## Problem
Keep only those lines of the records that include the string "Balance".

↓↓↓

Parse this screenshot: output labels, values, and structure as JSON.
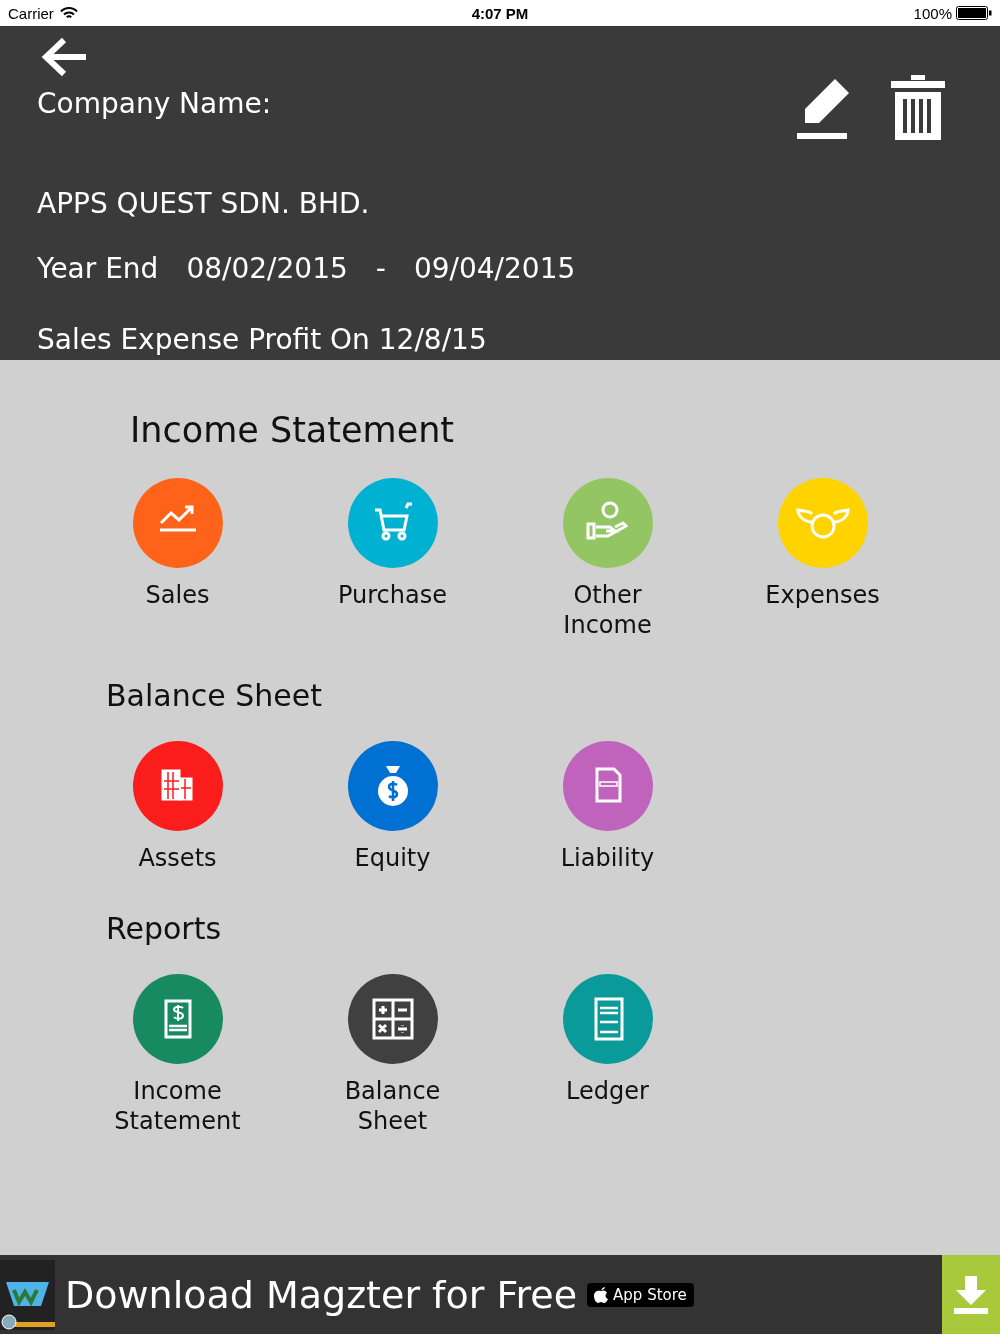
{
  "status_bar": {
    "carrier": "Carrier",
    "time": "4:07 PM",
    "battery": "100%"
  },
  "header": {
    "company_label": "Company Name:",
    "company_name": "APPS QUEST SDN. BHD.",
    "year_end_label": "Year End",
    "start_date": "08/02/2015",
    "separator": "-",
    "end_date": "09/04/2015",
    "subtitle": "Sales Expense Profit On 12/8/15"
  },
  "sections": [
    {
      "title": "Income Statement",
      "kind": "main",
      "tiles": [
        {
          "label": "Sales",
          "kind": "chart",
          "color": "#ff6319"
        },
        {
          "label": "Purchase",
          "kind": "cart",
          "color": "#00b1d2"
        },
        {
          "label": "Other Income",
          "kind": "hand",
          "color": "#93c663"
        },
        {
          "label": "Expenses",
          "kind": "wings",
          "color": "#ffd300"
        }
      ]
    },
    {
      "title": "Balance Sheet",
      "kind": "sub",
      "tiles": [
        {
          "label": "Assets",
          "kind": "building",
          "color": "#fb1c1c"
        },
        {
          "label": "Equity",
          "kind": "bag",
          "color": "#0070d3"
        },
        {
          "label": "Liability",
          "kind": "doc",
          "color": "#c063bc"
        }
      ]
    },
    {
      "title": "Reports",
      "kind": "sub",
      "tiles": [
        {
          "label": "Income Statement",
          "kind": "report",
          "color": "#178a62"
        },
        {
          "label": "Balance Sheet",
          "kind": "calc",
          "color": "#404040"
        },
        {
          "label": "Ledger",
          "kind": "ledger",
          "color": "#0b9a9a"
        }
      ]
    }
  ],
  "ad": {
    "text": "Download Magzter for Free",
    "badge": "App Store"
  }
}
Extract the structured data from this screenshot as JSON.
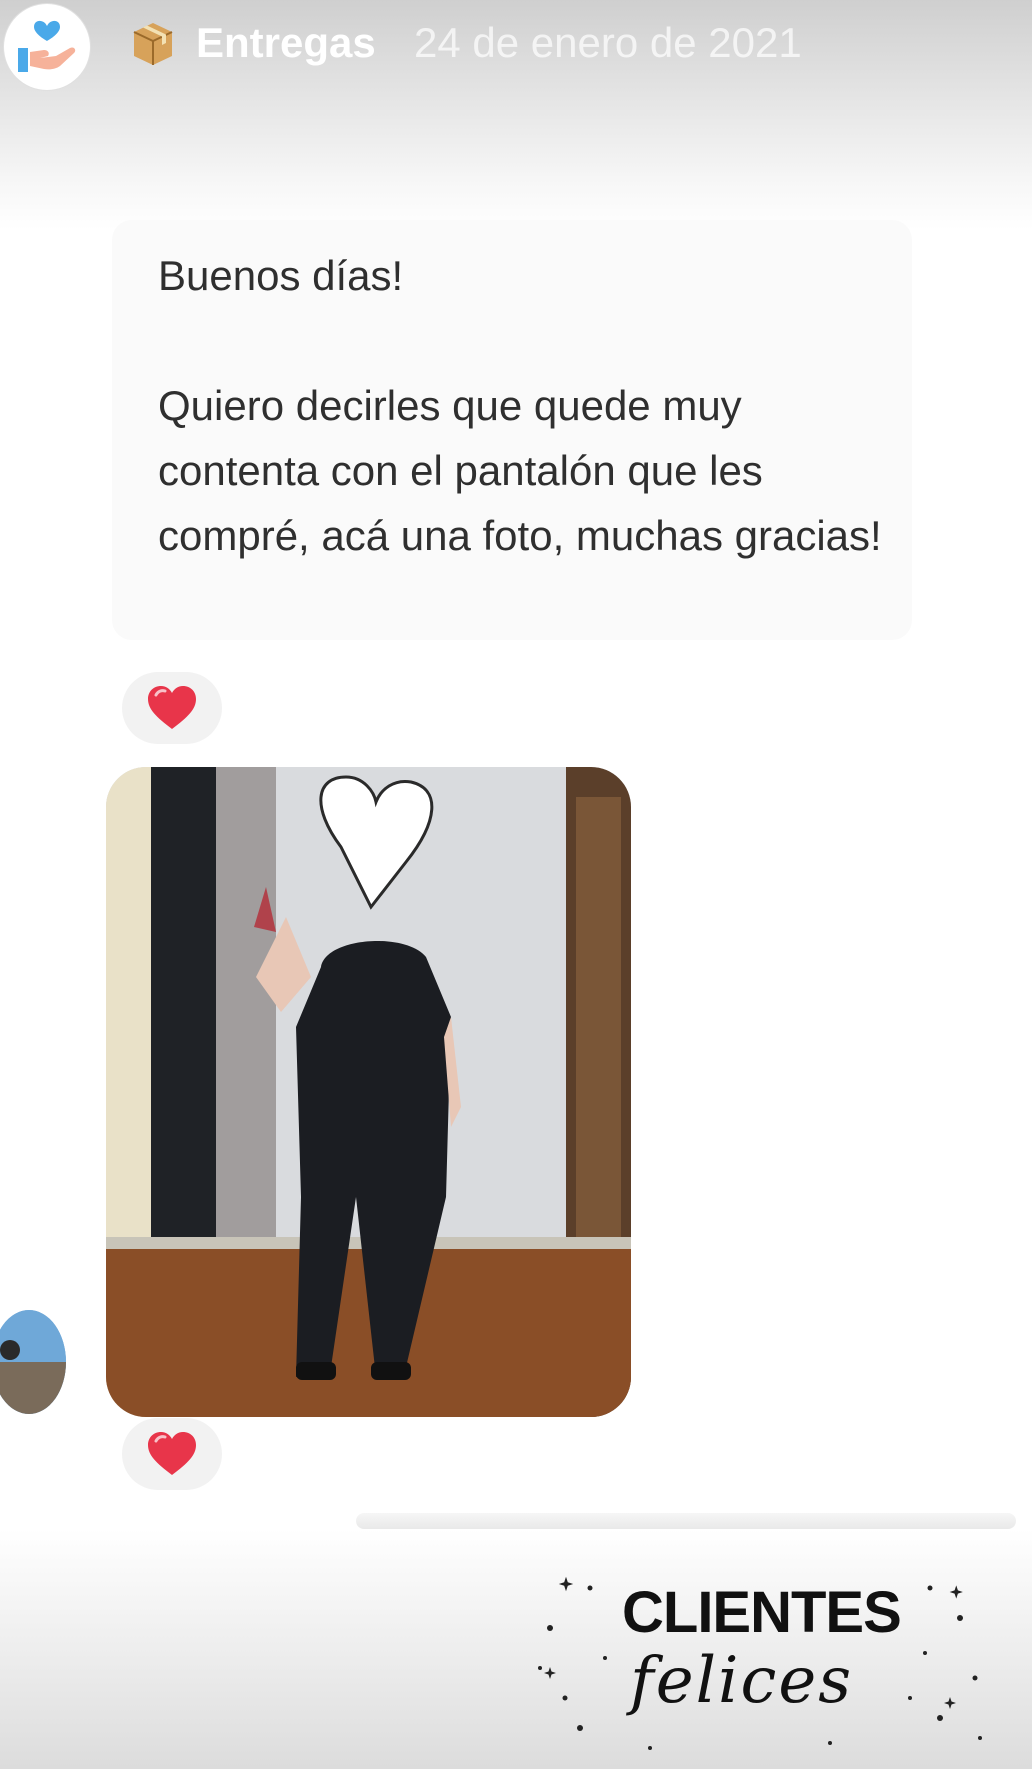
{
  "story": {
    "channel_icon": "package-icon",
    "channel_name": "Entregas",
    "date": "24 de enero de 2021"
  },
  "message": {
    "greeting": "Buenos días!",
    "body": "Quiero decirles que quede muy contenta con el pantalón que les compré, acá una foto, muchas gracias!",
    "reaction_icon": "heart-icon"
  },
  "photo": {
    "overlay_icon": "heart-outline-icon"
  },
  "brand": {
    "title": "CLIENTES",
    "script": "felices"
  },
  "colors": {
    "reaction_heart": "#e8354a",
    "avatar_heart": "#4aa9e9",
    "brand_text": "#111111"
  }
}
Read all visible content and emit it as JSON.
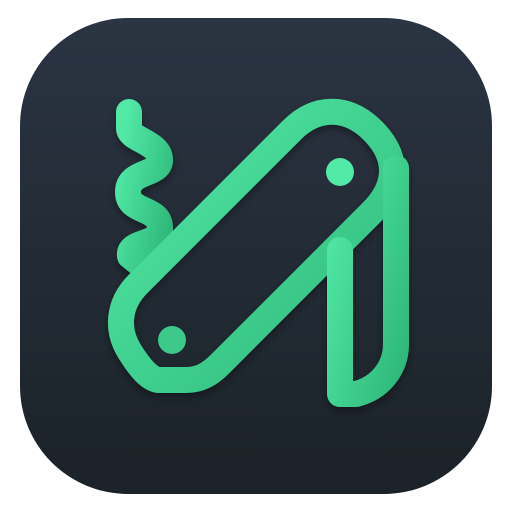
{
  "app_icon": {
    "icon": "multitool-pocket-knife-icon",
    "colors": {
      "background_top": "#2a3442",
      "background_bottom": "#1b2228",
      "accent_light": "#52e8a6",
      "accent_dark": "#2fb97a"
    }
  }
}
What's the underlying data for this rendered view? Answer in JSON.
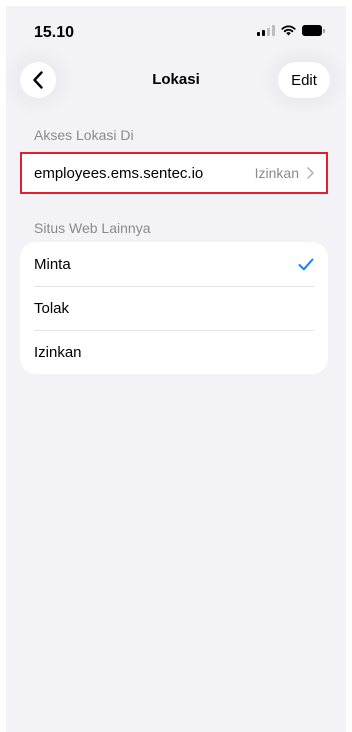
{
  "status_bar": {
    "time": "15.10"
  },
  "nav": {
    "title": "Lokasi",
    "edit_label": "Edit"
  },
  "access_section": {
    "header": "Akses Lokasi Di",
    "site": {
      "domain": "employees.ems.sentec.io",
      "value": "Izinkan"
    }
  },
  "other_sites_section": {
    "header": "Situs Web Lainnya",
    "options": [
      {
        "label": "Minta",
        "selected": true
      },
      {
        "label": "Tolak",
        "selected": false
      },
      {
        "label": "Izinkan",
        "selected": false
      }
    ]
  },
  "colors": {
    "accent": "#0a84ff",
    "highlight_border": "#e0202f",
    "background": "#f2f2f7"
  }
}
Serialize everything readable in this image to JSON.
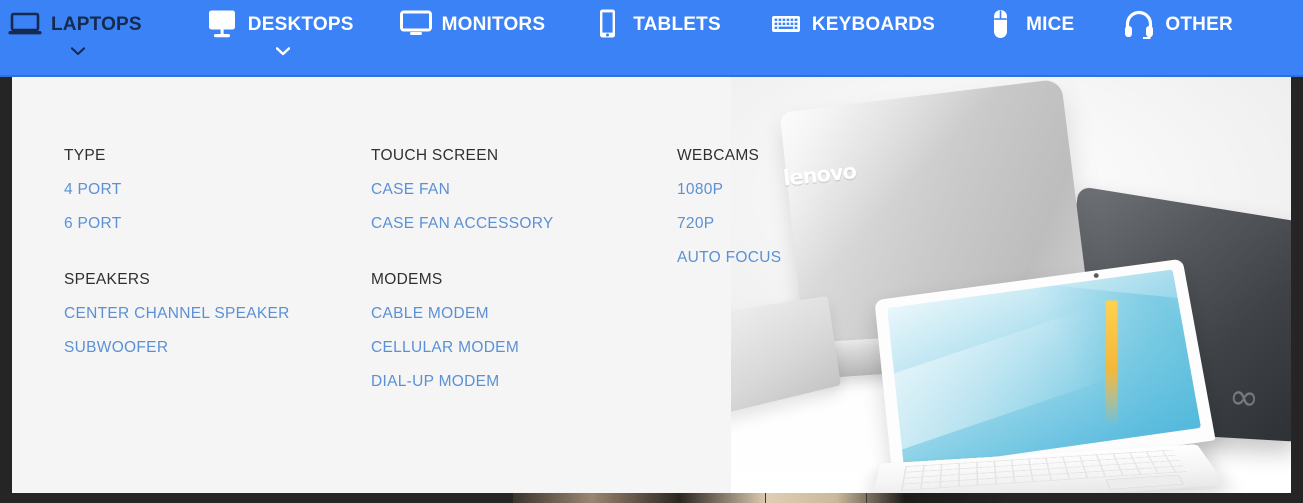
{
  "nav": {
    "background_color": "#3b82f6",
    "active_text_color": "#152a4d",
    "text_color": "#ffffff",
    "items": [
      {
        "label": "LAPTOPS",
        "icon": "laptop-icon",
        "active": true,
        "has_caret": true
      },
      {
        "label": "DESKTOPS",
        "icon": "desktop-icon",
        "active": false,
        "has_caret": true
      },
      {
        "label": "MONITORS",
        "icon": "monitor-icon",
        "active": false,
        "has_caret": false
      },
      {
        "label": "TABLETS",
        "icon": "tablet-icon",
        "active": false,
        "has_caret": false
      },
      {
        "label": "KEYBOARDS",
        "icon": "keyboard-icon",
        "active": false,
        "has_caret": false
      },
      {
        "label": "MICE",
        "icon": "mouse-icon",
        "active": false,
        "has_caret": false
      },
      {
        "label": "OTHER",
        "icon": "headset-icon",
        "active": false,
        "has_caret": false
      }
    ]
  },
  "dropdown": {
    "background_color": "#f5f5f5",
    "link_color": "#5b90d6",
    "heading_color": "#303030",
    "columns": [
      {
        "groups": [
          {
            "title": "TYPE",
            "links": [
              "4 PORT",
              "6 PORT"
            ]
          },
          {
            "title": "SPEAKERS",
            "links": [
              "CENTER CHANNEL SPEAKER",
              "SUBWOOFER"
            ]
          }
        ]
      },
      {
        "groups": [
          {
            "title": "TOUCH SCREEN",
            "links": [
              "CASE FAN",
              "CASE FAN ACCESSORY"
            ]
          },
          {
            "title": "MODEMS",
            "links": [
              "CABLE MODEM",
              "CELLULAR MODEM",
              "DIAL-UP MODEM"
            ]
          }
        ]
      },
      {
        "groups": [
          {
            "title": "WEBCAMS",
            "links": [
              "1080P",
              "720P",
              "AUTO FOCUS"
            ]
          }
        ]
      }
    ]
  },
  "promo": {
    "image_name": "laptops-product-photo",
    "brand_marks": {
      "lenovo": "lenovo",
      "fujitsu": "∞"
    }
  }
}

↑↑↑

## Solution to this problem
      "title": "Balance Sheet",
          "label": "Balance Sheet",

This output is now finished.